▶ **TO DO**
Output all lines exactly.

▶ **DATA LISTING**
::::

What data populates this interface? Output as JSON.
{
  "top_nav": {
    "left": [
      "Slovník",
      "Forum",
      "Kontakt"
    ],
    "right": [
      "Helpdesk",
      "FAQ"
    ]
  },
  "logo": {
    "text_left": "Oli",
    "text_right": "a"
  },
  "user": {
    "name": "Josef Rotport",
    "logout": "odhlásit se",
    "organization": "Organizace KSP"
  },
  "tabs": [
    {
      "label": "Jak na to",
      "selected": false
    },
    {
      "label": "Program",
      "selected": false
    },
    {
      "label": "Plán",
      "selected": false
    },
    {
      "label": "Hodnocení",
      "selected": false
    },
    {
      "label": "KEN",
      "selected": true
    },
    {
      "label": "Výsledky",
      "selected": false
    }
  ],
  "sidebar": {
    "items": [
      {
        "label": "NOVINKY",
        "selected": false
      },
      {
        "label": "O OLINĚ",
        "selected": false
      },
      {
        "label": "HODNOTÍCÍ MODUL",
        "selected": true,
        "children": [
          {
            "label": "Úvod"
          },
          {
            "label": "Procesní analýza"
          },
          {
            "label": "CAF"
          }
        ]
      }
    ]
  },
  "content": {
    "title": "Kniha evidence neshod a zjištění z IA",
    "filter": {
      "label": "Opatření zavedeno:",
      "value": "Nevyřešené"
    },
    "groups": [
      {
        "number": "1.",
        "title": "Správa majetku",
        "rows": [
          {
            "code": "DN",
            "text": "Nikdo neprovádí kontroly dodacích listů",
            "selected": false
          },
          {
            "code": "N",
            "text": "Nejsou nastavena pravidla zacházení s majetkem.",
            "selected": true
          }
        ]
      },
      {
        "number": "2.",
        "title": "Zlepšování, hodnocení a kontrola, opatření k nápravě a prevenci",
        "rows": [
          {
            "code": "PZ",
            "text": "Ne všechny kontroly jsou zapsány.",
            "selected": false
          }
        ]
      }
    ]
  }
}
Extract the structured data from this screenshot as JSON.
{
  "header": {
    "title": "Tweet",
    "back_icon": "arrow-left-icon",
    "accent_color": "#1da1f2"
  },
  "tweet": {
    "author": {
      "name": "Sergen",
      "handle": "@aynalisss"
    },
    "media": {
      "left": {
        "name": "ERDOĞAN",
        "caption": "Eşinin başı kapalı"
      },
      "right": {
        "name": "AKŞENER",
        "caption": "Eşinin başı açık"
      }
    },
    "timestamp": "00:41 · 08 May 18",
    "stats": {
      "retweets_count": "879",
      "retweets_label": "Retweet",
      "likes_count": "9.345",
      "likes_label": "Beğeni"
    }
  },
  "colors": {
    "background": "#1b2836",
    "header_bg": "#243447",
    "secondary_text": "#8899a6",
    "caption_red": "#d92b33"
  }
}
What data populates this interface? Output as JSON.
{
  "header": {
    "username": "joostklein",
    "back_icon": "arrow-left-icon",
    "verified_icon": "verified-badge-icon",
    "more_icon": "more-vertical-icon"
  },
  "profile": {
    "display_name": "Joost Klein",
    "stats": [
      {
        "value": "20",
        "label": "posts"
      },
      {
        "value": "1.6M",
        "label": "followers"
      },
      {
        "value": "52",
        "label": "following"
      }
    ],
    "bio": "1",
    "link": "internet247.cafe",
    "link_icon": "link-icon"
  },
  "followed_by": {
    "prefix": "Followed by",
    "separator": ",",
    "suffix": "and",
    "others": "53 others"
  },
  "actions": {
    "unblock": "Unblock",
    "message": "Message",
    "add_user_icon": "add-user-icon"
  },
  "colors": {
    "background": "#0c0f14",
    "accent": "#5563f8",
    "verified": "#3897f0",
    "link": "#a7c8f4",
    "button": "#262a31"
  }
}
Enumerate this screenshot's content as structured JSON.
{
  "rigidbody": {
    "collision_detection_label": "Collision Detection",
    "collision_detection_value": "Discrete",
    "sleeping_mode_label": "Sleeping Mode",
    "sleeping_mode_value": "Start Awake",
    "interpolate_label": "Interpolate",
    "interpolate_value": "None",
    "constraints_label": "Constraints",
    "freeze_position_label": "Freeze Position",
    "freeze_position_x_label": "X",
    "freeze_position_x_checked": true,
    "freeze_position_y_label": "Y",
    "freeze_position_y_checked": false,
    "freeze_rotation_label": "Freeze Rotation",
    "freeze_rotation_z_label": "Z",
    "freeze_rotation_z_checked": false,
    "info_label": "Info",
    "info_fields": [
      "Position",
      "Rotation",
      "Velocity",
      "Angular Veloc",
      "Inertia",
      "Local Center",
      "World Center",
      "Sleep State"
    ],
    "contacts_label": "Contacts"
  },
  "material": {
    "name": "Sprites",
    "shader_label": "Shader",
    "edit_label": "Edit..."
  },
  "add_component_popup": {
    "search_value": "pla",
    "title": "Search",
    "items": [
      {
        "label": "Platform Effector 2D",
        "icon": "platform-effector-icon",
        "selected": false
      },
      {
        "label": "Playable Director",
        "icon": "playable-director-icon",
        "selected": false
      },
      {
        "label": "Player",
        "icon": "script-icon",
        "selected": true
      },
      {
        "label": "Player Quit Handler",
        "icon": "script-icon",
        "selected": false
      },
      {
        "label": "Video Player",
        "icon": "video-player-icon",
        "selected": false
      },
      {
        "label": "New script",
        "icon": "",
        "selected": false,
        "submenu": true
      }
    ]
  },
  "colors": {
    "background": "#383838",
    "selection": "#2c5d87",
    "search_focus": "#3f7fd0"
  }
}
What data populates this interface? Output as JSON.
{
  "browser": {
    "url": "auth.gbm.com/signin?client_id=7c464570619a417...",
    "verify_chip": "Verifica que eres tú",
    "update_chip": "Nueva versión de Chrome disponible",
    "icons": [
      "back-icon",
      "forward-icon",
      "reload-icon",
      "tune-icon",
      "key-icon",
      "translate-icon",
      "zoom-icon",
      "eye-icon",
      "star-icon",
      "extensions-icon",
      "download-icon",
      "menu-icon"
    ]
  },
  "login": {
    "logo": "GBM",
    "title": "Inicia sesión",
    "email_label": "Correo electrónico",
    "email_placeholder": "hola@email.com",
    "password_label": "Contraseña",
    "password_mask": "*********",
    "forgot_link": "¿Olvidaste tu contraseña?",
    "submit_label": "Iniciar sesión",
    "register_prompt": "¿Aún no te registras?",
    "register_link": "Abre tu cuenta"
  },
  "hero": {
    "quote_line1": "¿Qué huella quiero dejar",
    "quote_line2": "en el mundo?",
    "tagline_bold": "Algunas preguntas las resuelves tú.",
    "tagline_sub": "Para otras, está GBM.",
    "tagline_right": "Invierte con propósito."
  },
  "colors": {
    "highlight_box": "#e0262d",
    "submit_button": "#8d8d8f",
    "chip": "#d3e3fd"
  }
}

::::

▶ **EXERCISE SOLUTION**
What data populates this interface? Output as JSON.
{
  "top_nav": {
    "left": [
      "Slovník",
      "Forum",
      "Kontakt"
    ],
    "right": [
      "Helpdesk",
      "FAQ"
    ]
  },
  "logo": {
    "text_left": "Oli",
    "text_right": "a"
  },
  "user": {
    "name": "Josef Rotport",
    "logout": "odhlásit se",
    "organization": "Organizace KSP"
  },
  "tabs": [
    {
      "label": "Jak na to",
      "selected": false
    },
    {
      "label": "Program",
      "selected": false
    },
    {
      "label": "Plán",
      "selected": false
    },
    {
      "label": "Hodnocení",
      "selected": false
    },
    {
      "label": "KEN",
      "selected": true
    },
    {
      "label": "Výsledky",
      "selected": false
    }
  ],
  "sidebar": {
    "items": [
      {
        "label": "NOVINKY",
        "selected": false
      },
      {
        "label": "O OLINĚ",
        "selected": false
      },
      {
        "label": "HODNOTÍCÍ MODUL",
        "selected": true,
        "children": [
          {
            "label": "Úvod"
          },
          {
            "label": "Procesní analýza"
          },
          {
            "label": "CAF"
          }
        ]
      }
    ]
  },
  "content": {
    "title": "Kniha evidence neshod a zjištění z IA",
    "filter": {
      "label": "Opatření zavedeno:",
      "value": "Nevyřešené"
    },
    "groups": [
      {
        "number": "1.",
        "title": "Správa majetku",
        "rows": [
          {
            "code": "DN",
            "text": "Nikdo neprovádí kontroly dodacích listů",
            "selected": false
          },
          {
            "code": "N",
            "text": "Nejsou nastavena pravidla zacházení s majetkem.",
            "selected": true
          }
        ]
      },
      {
        "number": "2.",
        "title": "Zlepšování, hodnocení a kontrola, opatření k nápravě a prevenci",
        "rows": [
          {
            "code": "PZ",
            "text": "Ne všechny kontroly jsou zapsány.",
            "selected": false
          }
        ]
      }
    ]
  }
}
Extract the structured data from this screenshot as JSON.
{
  "header": {
    "title": "Tweet",
    "back_icon": "arrow-left-icon",
    "accent_color": "#1da1f2"
  },
  "tweet": {
    "author": {
      "name": "Sergen",
      "handle": "@aynalisss"
    },
    "media": {
      "left": {
        "name": "ERDOĞAN",
        "caption": "Eşinin başı kapalı"
      },
      "right": {
        "name": "AKŞENER",
        "caption": "Eşinin başı açık"
      }
    },
    "timestamp": "00:41 · 08 May 18",
    "stats": {
      "retweets_count": "879",
      "retweets_label": "Retweet",
      "likes_count": "9.345",
      "likes_label": "Beğeni"
    }
  },
  "colors": {
    "background": "#1b2836",
    "header_bg": "#243447",
    "secondary_text": "#8899a6",
    "caption_red": "#d92b33"
  }
}
What data populates this interface? Output as JSON.
{
  "header": {
    "username": "joostklein",
    "back_icon": "arrow-left-icon",
    "verified_icon": "verified-badge-icon",
    "more_icon": "more-vertical-icon"
  },
  "profile": {
    "display_name": "Joost Klein",
    "stats": [
      {
        "value": "20",
        "label": "posts"
      },
      {
        "value": "1.6M",
        "label": "followers"
      },
      {
        "value": "52",
        "label": "following"
      }
    ],
    "bio": "1",
    "link": "internet247.cafe",
    "link_icon": "link-icon"
  },
  "followed_by": {
    "prefix": "Followed by",
    "separator": ",",
    "suffix": "and",
    "others": "53 others"
  },
  "actions": {
    "unblock": "Unblock",
    "message": "Message",
    "add_user_icon": "add-user-icon"
  },
  "colors": {
    "background": "#0c0f14",
    "accent": "#5563f8",
    "verified": "#3897f0",
    "link": "#a7c8f4",
    "button": "#262a31"
  }
}
Enumerate this screenshot's content as structured JSON.
{
  "rigidbody": {
    "collision_detection_label": "Collision Detection",
    "collision_detection_value": "Discrete",
    "sleeping_mode_label": "Sleeping Mode",
    "sleeping_mode_value": "Start Awake",
    "interpolate_label": "Interpolate",
    "interpolate_value": "None",
    "constraints_label": "Constraints",
    "freeze_position_label": "Freeze Position",
    "freeze_position_x_label": "X",
    "freeze_position_x_checked": true,
    "freeze_position_y_label": "Y",
    "freeze_position_y_checked": false,
    "freeze_rotation_label": "Freeze Rotation",
    "freeze_rotation_z_label": "Z",
    "freeze_rotation_z_checked": false,
    "info_label": "Info",
    "info_fields": [
      "Position",
      "Rotation",
      "Velocity",
      "Angular Veloc",
      "Inertia",
      "Local Center",
      "World Center",
      "Sleep State"
    ],
    "contacts_label": "Contacts"
  },
  "material": {
    "name": "Sprites",
    "shader_label": "Shader",
    "edit_label": "Edit..."
  },
  "add_component_popup": {
    "search_value": "pla",
    "title": "Search",
    "items": [
      {
        "label": "Platform Effector 2D",
        "icon": "platform-effector-icon",
        "selected": false
      },
      {
        "label": "Playable Director",
        "icon": "playable-director-icon",
        "selected": false
      },
      {
        "label": "Player",
        "icon": "script-icon",
        "selected": true
      },
      {
        "label": "Player Quit Handler",
        "icon": "script-icon",
        "selected": false
      },
      {
        "label": "Video Player",
        "icon": "video-player-icon",
        "selected": false
      },
      {
        "label": "New script",
        "icon": "",
        "selected": false,
        "submenu": true
      }
    ]
  },
  "colors": {
    "background": "#383838",
    "selection": "#2c5d87",
    "search_focus": "#3f7fd0"
  }
}
What data populates this interface? Output as JSON.
{
  "browser": {
    "url": "auth.gbm.com/signin?client_id=7c464570619a417...",
    "verify_chip": "Verifica que eres tú",
    "update_chip": "Nueva versión de Chrome disponible",
    "icons": [
      "back-icon",
      "forward-icon",
      "reload-icon",
      "tune-icon",
      "key-icon",
      "translate-icon",
      "zoom-icon",
      "eye-icon",
      "star-icon",
      "extensions-icon",
      "download-icon",
      "menu-icon"
    ]
  },
  "login": {
    "logo": "GBM",
    "title": "Inicia sesión",
    "email_label": "Correo electrónico",
    "email_placeholder": "hola@email.com",
    "password_label": "Contraseña",
    "password_mask": "*********",
    "forgot_link": "¿Olvidaste tu contraseña?",
    "submit_label": "Iniciar sesión",
    "register_prompt": "¿Aún no te registras?",
    "register_link": "Abre tu cuenta"
  },
  "hero": {
    "quote_line1": "¿Qué huella quiero dejar",
    "quote_line2": "en el mundo?",
    "tagline_bold": "Algunas preguntas las resuelves tú.",
    "tagline_sub": "Para otras, está GBM.",
    "tagline_right": "Invierte con propósito."
  },
  "colors": {
    "highlight_box": "#e0262d",
    "submit_button": "#8d8d8f",
    "chip": "#d3e3fd"
  }
}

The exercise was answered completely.